Find each line with the word "legend" and say how many there are, nothing else.
------ Dataset records ------
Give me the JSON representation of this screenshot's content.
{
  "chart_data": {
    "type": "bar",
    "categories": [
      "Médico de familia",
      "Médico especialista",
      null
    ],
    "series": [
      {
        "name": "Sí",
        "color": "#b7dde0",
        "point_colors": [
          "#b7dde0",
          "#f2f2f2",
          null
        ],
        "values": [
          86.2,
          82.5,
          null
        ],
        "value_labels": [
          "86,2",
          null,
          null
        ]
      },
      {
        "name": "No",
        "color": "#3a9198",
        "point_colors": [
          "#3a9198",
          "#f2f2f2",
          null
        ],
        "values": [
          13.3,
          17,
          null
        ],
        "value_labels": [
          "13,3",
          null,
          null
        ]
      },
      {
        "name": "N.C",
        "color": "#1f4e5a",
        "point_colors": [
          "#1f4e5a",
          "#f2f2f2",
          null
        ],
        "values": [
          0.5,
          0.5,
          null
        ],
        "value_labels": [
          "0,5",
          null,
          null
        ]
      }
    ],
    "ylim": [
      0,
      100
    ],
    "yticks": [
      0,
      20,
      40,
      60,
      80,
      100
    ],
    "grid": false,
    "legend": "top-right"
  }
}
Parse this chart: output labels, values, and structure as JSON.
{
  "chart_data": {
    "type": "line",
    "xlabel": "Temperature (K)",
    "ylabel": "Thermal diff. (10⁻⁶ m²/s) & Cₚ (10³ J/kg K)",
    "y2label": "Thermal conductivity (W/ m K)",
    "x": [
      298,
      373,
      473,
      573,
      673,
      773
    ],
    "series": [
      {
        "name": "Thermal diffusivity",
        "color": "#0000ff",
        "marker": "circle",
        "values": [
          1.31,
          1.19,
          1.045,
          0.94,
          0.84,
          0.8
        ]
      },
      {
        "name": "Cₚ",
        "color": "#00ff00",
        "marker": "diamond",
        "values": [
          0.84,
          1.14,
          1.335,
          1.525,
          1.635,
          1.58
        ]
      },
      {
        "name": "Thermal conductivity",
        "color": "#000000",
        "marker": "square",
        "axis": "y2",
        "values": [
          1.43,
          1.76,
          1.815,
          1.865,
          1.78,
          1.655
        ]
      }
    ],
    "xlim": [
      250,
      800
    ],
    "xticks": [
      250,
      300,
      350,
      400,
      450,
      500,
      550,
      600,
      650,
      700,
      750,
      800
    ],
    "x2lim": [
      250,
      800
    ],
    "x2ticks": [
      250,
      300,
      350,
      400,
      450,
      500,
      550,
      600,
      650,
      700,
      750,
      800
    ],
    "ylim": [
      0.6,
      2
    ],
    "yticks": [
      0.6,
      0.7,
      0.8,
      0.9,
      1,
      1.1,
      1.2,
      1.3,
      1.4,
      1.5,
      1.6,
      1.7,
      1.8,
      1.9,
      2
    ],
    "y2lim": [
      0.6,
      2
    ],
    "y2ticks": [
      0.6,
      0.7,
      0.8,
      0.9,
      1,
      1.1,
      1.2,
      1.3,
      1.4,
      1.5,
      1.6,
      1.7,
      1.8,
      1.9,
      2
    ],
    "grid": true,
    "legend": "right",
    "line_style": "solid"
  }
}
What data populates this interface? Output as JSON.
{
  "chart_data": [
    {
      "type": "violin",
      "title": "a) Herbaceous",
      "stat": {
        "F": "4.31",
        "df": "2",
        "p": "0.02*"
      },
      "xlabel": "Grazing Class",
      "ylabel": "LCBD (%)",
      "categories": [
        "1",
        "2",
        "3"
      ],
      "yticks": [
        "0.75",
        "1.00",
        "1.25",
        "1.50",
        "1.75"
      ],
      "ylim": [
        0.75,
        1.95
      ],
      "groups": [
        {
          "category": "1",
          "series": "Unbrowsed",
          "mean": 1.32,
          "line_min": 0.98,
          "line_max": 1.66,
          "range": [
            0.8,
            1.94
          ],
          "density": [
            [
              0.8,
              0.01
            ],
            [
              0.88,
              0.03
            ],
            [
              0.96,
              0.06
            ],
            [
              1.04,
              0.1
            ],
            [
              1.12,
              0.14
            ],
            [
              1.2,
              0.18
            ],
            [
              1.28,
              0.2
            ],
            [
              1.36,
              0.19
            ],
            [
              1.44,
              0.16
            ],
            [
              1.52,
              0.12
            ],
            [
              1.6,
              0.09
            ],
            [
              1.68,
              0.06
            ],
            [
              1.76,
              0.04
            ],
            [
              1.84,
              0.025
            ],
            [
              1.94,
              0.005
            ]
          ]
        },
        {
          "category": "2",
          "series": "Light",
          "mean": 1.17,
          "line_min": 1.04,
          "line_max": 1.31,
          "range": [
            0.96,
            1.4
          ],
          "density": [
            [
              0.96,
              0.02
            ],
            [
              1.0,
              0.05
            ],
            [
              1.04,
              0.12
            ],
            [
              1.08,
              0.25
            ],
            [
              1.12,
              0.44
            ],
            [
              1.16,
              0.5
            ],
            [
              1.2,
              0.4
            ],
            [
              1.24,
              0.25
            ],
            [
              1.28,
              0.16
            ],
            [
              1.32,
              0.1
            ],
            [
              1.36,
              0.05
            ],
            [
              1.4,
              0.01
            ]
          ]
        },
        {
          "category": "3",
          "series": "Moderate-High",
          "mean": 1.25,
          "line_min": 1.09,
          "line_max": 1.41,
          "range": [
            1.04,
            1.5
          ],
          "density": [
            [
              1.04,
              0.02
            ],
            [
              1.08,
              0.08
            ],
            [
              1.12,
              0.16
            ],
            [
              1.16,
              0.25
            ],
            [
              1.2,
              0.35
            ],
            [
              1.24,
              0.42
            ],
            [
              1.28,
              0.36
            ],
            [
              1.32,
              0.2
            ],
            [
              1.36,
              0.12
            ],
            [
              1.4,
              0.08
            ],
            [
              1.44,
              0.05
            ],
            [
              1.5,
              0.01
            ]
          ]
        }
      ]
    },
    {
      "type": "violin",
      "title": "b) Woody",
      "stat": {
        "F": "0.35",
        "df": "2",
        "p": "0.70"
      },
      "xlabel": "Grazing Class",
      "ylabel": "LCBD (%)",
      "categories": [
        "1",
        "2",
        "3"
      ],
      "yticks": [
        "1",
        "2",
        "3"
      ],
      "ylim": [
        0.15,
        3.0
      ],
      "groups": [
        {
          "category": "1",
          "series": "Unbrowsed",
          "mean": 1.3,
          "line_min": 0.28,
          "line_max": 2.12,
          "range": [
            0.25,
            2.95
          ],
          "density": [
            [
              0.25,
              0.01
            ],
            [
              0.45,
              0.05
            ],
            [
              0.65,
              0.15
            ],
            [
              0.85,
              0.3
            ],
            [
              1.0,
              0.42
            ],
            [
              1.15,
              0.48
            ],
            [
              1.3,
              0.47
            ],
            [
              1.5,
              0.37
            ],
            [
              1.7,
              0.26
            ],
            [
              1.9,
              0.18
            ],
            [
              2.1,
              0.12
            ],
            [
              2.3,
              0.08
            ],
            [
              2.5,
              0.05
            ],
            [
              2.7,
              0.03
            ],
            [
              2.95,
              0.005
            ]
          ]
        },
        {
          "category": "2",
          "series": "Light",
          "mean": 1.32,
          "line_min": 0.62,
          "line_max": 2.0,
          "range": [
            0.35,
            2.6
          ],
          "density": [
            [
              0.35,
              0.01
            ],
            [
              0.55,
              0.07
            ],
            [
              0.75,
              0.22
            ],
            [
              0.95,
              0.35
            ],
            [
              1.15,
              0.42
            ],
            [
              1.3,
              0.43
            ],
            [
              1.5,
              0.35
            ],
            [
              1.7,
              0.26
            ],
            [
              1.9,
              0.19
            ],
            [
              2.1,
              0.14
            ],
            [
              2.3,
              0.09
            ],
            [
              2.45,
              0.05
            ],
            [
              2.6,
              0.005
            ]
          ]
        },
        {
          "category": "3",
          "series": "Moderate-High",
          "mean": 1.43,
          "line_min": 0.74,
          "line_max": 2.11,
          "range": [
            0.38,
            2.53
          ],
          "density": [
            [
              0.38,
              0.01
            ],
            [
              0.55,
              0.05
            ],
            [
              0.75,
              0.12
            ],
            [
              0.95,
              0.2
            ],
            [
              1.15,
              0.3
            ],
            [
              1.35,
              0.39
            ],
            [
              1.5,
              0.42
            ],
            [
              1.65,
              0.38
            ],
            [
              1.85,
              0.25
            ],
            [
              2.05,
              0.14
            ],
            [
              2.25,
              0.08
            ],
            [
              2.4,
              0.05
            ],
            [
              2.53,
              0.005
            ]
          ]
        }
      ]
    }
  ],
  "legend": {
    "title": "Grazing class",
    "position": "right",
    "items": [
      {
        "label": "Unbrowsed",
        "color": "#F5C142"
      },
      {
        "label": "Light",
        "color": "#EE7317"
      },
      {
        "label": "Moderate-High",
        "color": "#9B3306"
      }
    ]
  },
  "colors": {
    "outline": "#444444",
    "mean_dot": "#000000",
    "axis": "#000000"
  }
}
------
## Solution below
3